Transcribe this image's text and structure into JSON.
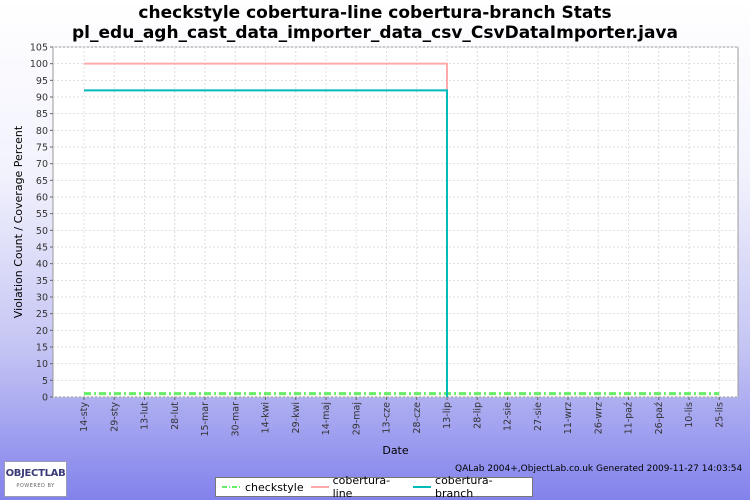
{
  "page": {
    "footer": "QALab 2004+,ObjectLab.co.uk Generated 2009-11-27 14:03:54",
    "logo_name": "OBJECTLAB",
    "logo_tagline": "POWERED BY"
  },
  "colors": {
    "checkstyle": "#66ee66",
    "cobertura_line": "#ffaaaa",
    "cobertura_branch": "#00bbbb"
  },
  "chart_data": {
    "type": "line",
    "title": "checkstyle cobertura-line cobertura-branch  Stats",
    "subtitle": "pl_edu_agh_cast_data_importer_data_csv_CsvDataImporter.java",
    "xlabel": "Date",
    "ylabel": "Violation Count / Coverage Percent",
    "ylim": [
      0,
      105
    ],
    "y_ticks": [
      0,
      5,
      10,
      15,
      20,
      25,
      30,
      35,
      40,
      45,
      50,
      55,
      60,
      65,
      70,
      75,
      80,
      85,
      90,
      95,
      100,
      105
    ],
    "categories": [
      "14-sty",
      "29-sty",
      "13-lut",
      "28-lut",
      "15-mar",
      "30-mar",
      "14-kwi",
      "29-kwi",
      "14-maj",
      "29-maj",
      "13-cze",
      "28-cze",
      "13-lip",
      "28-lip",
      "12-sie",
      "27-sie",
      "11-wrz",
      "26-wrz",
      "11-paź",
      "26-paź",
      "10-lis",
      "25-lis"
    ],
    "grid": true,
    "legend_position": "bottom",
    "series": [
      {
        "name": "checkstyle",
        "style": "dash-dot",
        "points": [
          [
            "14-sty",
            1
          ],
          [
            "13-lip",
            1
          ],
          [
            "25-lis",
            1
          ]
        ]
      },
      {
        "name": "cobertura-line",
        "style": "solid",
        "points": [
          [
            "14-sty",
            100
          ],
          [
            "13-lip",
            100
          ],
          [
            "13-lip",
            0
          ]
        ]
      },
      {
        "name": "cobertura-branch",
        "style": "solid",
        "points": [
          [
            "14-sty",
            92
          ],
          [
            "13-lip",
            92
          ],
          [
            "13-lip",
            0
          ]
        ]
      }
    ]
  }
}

---

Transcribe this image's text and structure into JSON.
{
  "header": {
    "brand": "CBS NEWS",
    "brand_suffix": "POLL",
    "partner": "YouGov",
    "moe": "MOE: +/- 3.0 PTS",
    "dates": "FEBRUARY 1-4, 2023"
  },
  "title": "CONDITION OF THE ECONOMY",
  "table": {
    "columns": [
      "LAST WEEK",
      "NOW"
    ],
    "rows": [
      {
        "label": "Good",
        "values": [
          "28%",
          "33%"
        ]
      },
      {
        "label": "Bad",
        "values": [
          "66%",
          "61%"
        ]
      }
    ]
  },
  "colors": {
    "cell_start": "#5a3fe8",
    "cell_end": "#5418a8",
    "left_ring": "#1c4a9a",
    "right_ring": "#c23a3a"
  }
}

* * *

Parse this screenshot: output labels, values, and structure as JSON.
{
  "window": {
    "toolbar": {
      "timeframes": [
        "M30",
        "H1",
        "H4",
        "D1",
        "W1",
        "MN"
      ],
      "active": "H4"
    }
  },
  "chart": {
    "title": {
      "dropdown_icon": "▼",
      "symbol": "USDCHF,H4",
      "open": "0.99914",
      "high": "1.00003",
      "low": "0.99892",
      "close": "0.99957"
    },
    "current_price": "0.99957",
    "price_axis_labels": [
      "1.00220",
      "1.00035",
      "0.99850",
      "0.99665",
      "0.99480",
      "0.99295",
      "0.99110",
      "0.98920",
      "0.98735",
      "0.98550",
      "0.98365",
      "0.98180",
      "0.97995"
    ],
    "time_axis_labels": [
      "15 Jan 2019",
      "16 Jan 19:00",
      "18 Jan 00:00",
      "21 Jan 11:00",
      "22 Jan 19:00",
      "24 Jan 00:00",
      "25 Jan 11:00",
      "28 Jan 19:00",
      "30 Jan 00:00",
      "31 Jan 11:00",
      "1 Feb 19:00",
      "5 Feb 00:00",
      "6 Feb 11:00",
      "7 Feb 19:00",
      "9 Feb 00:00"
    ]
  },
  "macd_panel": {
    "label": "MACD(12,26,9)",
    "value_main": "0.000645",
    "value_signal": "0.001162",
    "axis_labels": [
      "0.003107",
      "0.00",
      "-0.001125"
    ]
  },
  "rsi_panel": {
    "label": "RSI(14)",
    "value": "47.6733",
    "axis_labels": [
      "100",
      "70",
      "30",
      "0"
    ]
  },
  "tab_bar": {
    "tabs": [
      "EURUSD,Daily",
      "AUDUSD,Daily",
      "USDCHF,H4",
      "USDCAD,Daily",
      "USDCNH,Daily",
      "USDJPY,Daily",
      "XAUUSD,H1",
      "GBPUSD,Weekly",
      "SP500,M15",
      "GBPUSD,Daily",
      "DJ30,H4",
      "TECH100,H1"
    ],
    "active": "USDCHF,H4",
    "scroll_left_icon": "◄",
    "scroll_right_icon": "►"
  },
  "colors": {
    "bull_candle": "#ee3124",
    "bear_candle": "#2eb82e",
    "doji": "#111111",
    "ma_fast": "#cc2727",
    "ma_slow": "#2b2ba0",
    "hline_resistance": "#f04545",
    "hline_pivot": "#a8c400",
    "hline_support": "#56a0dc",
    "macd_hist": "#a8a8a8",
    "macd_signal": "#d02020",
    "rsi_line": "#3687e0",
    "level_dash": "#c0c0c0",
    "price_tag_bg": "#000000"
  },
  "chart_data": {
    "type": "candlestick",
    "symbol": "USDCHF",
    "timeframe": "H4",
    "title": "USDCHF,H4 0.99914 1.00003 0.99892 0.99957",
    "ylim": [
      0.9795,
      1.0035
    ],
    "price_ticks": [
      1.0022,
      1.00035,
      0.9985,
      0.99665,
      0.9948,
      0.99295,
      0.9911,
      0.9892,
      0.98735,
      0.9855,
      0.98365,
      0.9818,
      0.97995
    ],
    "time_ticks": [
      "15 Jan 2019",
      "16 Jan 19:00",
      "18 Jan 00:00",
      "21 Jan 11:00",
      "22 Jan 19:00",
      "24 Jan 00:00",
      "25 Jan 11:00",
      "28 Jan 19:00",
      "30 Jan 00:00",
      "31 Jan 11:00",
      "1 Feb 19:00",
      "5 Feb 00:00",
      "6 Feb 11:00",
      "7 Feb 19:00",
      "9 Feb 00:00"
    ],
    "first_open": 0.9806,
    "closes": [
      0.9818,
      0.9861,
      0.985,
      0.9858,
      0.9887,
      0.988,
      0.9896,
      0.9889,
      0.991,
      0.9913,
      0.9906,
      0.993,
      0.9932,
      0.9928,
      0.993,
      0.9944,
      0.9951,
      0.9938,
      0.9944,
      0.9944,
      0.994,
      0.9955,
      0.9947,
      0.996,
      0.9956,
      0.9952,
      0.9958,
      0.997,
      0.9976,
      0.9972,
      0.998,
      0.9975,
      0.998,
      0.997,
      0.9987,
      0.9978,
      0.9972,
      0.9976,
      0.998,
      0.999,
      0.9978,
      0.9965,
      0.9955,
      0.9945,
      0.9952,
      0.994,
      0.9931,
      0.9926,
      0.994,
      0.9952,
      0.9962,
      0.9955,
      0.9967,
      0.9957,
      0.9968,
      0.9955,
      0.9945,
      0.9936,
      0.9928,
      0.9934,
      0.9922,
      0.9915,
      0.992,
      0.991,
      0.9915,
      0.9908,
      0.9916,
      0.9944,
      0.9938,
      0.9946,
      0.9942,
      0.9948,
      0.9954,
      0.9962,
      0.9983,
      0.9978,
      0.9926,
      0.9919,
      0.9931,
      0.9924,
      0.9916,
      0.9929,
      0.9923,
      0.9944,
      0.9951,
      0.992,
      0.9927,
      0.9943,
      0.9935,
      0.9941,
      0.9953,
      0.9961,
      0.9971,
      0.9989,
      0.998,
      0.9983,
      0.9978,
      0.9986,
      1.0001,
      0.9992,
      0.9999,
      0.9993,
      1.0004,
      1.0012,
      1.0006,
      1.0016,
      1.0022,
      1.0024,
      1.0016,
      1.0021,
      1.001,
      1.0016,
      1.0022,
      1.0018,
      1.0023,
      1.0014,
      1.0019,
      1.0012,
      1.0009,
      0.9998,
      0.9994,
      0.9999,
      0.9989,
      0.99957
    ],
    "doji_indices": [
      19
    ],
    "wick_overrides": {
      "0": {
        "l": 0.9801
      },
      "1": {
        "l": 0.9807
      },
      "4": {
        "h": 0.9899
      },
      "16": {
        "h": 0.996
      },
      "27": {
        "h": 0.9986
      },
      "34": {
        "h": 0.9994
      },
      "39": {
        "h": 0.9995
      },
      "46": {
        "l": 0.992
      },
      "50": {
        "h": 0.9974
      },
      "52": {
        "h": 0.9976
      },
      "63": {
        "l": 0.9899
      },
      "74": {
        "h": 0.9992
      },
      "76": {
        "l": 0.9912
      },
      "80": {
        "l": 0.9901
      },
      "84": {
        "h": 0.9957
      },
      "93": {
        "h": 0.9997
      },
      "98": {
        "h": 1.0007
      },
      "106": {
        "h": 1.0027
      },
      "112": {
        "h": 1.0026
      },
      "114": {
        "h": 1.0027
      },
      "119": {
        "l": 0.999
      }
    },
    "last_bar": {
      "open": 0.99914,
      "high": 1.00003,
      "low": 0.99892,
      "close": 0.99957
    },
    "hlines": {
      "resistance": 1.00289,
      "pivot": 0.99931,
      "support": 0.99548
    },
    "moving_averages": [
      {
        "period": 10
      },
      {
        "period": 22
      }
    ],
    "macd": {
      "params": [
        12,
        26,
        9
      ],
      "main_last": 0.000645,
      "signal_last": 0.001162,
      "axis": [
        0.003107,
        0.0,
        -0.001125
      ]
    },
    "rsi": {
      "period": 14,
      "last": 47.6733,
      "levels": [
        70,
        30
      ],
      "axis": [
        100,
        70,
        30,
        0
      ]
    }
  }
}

=== BRIEF ===
Looking at the listing above, how many of its lines contain the string "Daily"? Give the number alone.

=== RESULT OF THE EXERCISE ===
6